In the past, many cows with retained placenta were also treated with oxytocin or drugs like Lutalyse and prostaglandin after calving. “Most of the data today has shown that these treatments are really not very helpful,” says Lias. “The bovine uterus is no longer receptive to oxytocin about 24 hours after calving, and it has not shown to have much benefit in terms of helping a cow clean,” he says.
“Oxytocin is a drug that makes the uterus contract,” says Daly. “It’s not a long-acting drug; it only lasts a short time in the animal’s system. We’ve found that it doesn’t really do much in terms of hastening the shedding of fetal membranes. Squeezing the uterus doesn’t help that connection deteriorate,” he says.
“There is a tight junction between the placenta and the uterus and oxytocin doesn’t affect that connection; it simply stimulates more uterine contractions.” If the placenta is already coming loose, contractions can help pass those membranes, but if the connections haven’t let go yet (which is usually the case in a retained placenta), it will take time for them to disintegrate and come apart, and the oxytocin does no good.
CAUSES – Several things may cause a retained placenta, including individual animal conditions and herd-based conditions. Daly said regardless of the cause, all retained placentas should be treated – or not treated – the same. Infectious causes could include diseases that lead to abortion. Abortions of any cause can result in retained placenta. Any time a cow calves prematurely—an aborted fetus, twins, or a premature calf—the placenta generally does not come away normally and must take time for the attachments to disintegrate and come loose later.
Lias says there are a number of reasons a cow might calve early—an abortion, an infection, a toxic insult, a premature calf, twins, etc. “We almost always see retained placenta in those situations. Nutritional deficiencies can also be a cause. With dairy cows, especially, the cows that are low on calcium or have milk fever have a much higher incidence. Retained placenta has also been linked to vitamin A deficiency, vitamin E and selenium deficiency, and sometimes copper. There may be more nutritional causes than we know,” says Lias.

+ + + +

**Tasks for this exercise:**
1: According to the passage on retained placenta, about how long after calving does the bovine uterus stop being receptive to oxytocin?
2: List every nutritional shortfall that the passage on retained placenta links to the condition.
3: Write the next part of the passage on retained placenta, picking up after its last sentence.

(Items listed in a dataset)
+ + + +

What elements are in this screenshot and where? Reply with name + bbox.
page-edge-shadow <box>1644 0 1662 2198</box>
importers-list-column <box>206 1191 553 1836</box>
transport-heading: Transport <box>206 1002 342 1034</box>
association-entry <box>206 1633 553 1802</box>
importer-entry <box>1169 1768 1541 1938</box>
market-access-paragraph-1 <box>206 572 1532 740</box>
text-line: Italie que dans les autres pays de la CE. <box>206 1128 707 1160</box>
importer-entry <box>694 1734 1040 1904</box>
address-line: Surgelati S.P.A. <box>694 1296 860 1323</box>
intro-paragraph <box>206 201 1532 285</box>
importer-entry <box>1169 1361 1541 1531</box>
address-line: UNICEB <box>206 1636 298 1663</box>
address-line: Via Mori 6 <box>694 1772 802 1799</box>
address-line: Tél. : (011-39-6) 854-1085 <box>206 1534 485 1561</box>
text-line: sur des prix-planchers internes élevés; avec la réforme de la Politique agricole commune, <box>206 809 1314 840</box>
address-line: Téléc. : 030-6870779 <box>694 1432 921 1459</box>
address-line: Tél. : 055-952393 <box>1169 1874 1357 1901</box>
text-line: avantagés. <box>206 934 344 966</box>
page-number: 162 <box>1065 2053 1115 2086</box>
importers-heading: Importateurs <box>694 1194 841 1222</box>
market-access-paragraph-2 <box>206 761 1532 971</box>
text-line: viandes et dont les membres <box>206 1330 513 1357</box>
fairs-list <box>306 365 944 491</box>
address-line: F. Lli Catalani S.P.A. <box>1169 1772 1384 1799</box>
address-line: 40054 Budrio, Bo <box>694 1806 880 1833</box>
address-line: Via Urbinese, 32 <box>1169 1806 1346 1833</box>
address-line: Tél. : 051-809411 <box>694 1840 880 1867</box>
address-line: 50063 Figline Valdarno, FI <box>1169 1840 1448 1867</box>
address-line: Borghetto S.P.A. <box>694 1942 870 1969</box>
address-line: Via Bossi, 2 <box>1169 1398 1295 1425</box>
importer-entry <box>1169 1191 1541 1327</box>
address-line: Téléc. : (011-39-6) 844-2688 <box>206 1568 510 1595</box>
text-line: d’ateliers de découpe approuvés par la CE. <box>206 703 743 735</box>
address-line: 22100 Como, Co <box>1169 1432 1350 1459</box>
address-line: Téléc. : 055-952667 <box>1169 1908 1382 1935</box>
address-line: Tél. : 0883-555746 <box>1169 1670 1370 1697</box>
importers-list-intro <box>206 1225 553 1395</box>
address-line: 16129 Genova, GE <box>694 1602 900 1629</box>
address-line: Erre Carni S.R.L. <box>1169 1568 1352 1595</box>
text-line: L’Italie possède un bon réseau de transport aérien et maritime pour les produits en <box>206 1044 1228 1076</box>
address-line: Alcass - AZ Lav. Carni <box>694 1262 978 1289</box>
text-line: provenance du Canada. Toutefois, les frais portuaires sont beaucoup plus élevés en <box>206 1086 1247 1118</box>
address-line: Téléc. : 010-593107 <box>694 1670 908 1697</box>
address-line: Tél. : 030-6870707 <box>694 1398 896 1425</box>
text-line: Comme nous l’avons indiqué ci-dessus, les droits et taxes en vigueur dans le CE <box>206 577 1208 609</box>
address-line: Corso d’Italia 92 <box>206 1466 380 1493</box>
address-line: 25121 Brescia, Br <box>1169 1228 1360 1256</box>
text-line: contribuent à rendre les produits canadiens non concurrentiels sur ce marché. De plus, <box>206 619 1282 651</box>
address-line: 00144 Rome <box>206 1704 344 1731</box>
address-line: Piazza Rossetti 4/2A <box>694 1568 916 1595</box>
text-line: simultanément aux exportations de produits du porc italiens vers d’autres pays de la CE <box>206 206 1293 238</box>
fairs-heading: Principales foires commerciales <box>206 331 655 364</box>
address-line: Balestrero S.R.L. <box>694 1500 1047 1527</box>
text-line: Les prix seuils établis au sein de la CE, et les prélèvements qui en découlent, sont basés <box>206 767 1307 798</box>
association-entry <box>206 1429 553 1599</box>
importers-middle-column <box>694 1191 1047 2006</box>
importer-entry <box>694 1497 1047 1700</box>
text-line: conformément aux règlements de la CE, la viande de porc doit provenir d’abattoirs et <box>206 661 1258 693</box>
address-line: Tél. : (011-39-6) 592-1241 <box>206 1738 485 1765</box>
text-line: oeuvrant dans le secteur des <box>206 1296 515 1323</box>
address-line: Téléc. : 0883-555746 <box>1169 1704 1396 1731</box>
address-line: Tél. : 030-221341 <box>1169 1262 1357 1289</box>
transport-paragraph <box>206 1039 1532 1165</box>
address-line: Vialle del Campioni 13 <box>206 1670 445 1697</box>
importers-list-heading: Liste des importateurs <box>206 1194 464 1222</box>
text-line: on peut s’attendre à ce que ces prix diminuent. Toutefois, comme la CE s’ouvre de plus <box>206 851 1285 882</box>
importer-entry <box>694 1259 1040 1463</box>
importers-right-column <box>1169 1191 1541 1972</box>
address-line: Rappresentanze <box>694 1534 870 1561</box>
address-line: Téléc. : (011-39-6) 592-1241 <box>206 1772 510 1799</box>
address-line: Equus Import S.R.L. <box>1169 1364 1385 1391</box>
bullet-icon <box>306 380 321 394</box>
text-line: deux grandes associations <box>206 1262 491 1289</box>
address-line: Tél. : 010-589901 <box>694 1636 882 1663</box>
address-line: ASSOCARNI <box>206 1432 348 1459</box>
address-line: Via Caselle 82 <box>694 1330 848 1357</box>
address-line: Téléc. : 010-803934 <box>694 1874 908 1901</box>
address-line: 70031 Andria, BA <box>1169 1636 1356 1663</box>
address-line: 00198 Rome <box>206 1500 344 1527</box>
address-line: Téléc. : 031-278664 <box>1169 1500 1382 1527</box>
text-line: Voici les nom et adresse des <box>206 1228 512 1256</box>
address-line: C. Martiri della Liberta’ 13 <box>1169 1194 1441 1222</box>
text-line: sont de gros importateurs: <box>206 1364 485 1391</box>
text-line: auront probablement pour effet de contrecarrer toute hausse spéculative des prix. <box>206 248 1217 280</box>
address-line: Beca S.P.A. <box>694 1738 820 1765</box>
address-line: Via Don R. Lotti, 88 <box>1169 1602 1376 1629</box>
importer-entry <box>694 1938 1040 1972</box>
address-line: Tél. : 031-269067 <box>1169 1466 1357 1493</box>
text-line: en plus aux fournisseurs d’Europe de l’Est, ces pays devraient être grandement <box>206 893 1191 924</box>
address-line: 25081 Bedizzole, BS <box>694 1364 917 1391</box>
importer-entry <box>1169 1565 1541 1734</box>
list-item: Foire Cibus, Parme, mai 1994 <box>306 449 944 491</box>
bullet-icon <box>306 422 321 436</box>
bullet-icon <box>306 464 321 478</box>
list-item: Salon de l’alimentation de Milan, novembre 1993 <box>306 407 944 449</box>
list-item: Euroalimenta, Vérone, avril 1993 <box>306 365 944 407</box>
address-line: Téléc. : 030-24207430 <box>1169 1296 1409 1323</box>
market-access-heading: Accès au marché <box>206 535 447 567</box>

+ + + +

**List of answers:**
1: About 24 hours after calving.

2: Low calcium (milk fever), vitamin A deficiency, vitamin E deficiency, selenium deficiency, copper deficiency

3:
“If producers start to see more than a few incidences of retained placenta, without the common and logical causes they should have their nutritional program evaluated. If you are having normal births but a higher than normal incidence of retained placenta, consult with a nutritionist and see if vitamin and mineral levels in the feed are where they need to be.” Take feed samples and perhaps also some blood samples from the cows to check their mineral status.
Other causes for an occasional retained placenta would be cows that are very thin or very fat. Having your cows in proper body condition, with good nutrition and good health are the best prevention.
“An abortion or early calf is probably the highest risk for retained placenta,” says Daly. “Twins often come a bit early, and even when they don’t come early, twins are another reason a cow might retain the placenta. A difficult birth may also be a cause. These are usually individual animal cases rather than a herd problem. If producers are seeing a lot of retained placentas without a reason like an abortion or a difficult calving, this would be a clue that something is wrong in the herd. If its normal calving and you see cows hanging onto the placenta for no apparent reason, the most common herd factor in those situations is deficiency in vitamin E and selenium,” Daly says.